# Given data

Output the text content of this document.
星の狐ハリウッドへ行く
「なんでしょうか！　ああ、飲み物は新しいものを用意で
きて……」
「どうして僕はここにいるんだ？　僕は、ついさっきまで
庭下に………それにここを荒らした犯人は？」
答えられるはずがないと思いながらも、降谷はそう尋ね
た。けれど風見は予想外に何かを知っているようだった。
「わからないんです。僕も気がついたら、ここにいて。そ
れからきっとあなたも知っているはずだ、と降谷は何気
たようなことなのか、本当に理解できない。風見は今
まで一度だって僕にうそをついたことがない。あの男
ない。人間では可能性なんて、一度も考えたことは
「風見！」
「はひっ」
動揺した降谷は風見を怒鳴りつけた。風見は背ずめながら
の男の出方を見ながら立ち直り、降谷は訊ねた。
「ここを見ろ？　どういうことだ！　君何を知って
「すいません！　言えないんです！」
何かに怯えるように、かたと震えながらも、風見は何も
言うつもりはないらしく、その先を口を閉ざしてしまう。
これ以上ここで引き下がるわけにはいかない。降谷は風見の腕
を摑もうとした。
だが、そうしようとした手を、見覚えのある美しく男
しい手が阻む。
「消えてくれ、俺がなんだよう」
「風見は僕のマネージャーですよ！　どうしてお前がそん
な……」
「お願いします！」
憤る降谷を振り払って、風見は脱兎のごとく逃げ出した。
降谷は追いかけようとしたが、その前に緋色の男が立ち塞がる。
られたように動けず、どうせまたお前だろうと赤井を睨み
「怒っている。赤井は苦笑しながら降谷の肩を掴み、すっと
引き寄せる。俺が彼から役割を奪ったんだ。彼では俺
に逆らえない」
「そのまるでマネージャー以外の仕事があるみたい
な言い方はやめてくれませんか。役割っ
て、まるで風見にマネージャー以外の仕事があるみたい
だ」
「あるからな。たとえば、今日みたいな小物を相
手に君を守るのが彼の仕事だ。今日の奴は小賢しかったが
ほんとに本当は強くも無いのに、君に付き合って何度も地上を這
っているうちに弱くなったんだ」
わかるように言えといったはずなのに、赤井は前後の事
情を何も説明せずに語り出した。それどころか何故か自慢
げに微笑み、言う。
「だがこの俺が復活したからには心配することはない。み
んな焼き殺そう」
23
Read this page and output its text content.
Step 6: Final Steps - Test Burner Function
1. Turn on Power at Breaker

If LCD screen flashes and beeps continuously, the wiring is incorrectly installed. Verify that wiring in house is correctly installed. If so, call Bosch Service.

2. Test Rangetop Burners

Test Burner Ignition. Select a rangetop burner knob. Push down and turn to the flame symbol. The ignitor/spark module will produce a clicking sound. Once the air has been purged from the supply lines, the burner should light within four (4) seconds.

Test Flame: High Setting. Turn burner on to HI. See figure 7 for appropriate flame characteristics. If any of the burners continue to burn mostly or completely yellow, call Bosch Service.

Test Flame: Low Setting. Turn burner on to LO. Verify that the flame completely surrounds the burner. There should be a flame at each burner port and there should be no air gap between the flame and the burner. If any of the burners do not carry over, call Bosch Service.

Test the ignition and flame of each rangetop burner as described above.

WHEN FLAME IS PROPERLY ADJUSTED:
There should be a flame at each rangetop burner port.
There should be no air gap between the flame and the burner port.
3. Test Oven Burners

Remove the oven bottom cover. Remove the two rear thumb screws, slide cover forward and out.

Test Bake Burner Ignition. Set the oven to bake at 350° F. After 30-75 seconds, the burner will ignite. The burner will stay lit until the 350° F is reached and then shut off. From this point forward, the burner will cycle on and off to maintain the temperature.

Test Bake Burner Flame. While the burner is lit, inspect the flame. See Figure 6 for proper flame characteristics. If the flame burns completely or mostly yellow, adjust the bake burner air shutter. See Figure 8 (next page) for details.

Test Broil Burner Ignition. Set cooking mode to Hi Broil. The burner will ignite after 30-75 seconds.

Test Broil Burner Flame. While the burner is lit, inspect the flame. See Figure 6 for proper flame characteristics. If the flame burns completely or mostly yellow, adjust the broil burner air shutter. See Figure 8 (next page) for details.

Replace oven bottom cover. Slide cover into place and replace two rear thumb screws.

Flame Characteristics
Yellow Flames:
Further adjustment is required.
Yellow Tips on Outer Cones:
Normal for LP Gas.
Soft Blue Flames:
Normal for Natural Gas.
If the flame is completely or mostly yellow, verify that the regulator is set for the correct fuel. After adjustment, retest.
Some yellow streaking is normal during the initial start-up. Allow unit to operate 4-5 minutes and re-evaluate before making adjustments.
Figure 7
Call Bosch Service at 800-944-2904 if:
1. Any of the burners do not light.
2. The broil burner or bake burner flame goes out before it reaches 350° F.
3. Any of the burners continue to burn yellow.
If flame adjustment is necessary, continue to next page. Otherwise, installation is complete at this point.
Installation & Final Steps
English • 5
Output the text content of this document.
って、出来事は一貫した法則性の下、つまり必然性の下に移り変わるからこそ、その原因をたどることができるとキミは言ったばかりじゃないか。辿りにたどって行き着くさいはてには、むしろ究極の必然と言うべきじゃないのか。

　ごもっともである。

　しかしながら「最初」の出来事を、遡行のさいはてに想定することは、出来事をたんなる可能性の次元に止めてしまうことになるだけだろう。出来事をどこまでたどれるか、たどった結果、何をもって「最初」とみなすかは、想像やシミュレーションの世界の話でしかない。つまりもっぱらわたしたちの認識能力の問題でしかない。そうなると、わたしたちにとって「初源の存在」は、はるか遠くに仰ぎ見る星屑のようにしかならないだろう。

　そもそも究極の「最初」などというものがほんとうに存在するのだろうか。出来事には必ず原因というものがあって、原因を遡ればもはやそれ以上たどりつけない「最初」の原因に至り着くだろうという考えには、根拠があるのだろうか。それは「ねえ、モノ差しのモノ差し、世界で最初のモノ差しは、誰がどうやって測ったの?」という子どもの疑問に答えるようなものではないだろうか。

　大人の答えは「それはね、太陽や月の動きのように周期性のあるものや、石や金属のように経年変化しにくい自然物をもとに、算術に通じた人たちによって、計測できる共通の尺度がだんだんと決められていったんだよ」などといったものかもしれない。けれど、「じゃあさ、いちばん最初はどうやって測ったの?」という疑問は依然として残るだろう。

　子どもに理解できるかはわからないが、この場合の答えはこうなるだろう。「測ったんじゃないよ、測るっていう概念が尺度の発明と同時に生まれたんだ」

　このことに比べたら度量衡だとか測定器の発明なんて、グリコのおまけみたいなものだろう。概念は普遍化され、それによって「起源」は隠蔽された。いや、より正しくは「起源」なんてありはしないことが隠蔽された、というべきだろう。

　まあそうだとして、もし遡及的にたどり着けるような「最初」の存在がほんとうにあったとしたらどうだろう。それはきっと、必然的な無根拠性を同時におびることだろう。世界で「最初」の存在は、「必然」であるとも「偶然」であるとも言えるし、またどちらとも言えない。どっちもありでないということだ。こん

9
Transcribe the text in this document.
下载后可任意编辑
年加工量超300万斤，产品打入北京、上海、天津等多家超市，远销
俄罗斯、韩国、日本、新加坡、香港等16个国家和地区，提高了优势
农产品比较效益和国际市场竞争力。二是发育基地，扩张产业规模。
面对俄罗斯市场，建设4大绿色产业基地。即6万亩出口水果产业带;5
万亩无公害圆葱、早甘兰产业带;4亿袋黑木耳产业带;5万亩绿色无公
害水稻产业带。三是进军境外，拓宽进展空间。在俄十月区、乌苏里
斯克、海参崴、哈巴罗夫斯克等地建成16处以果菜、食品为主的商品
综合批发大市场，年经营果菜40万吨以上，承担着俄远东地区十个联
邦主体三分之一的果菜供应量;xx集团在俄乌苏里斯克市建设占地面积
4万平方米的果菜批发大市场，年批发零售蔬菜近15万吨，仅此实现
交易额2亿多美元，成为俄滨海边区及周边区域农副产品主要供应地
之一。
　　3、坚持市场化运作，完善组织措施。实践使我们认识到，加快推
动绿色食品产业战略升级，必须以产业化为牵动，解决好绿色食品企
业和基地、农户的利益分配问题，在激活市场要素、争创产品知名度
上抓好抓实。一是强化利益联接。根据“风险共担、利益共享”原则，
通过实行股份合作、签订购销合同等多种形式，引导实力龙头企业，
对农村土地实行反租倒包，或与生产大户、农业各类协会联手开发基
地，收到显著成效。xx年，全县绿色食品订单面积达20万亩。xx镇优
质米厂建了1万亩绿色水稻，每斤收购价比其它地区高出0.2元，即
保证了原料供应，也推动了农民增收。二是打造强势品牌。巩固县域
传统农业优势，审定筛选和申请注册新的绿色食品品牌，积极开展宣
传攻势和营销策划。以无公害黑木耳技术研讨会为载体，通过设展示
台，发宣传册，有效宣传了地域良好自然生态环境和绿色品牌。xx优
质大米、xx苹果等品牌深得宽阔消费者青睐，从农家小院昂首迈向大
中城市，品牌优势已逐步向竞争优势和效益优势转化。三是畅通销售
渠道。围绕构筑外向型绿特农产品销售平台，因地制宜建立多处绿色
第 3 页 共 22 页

# The problem
Reproduce every line of the listing above in which the string "text" appears.

# Solved exercise
Output the text content of this document.
Read this page and output its text content.
Output the text content of this document.
Transcribe the text in this document.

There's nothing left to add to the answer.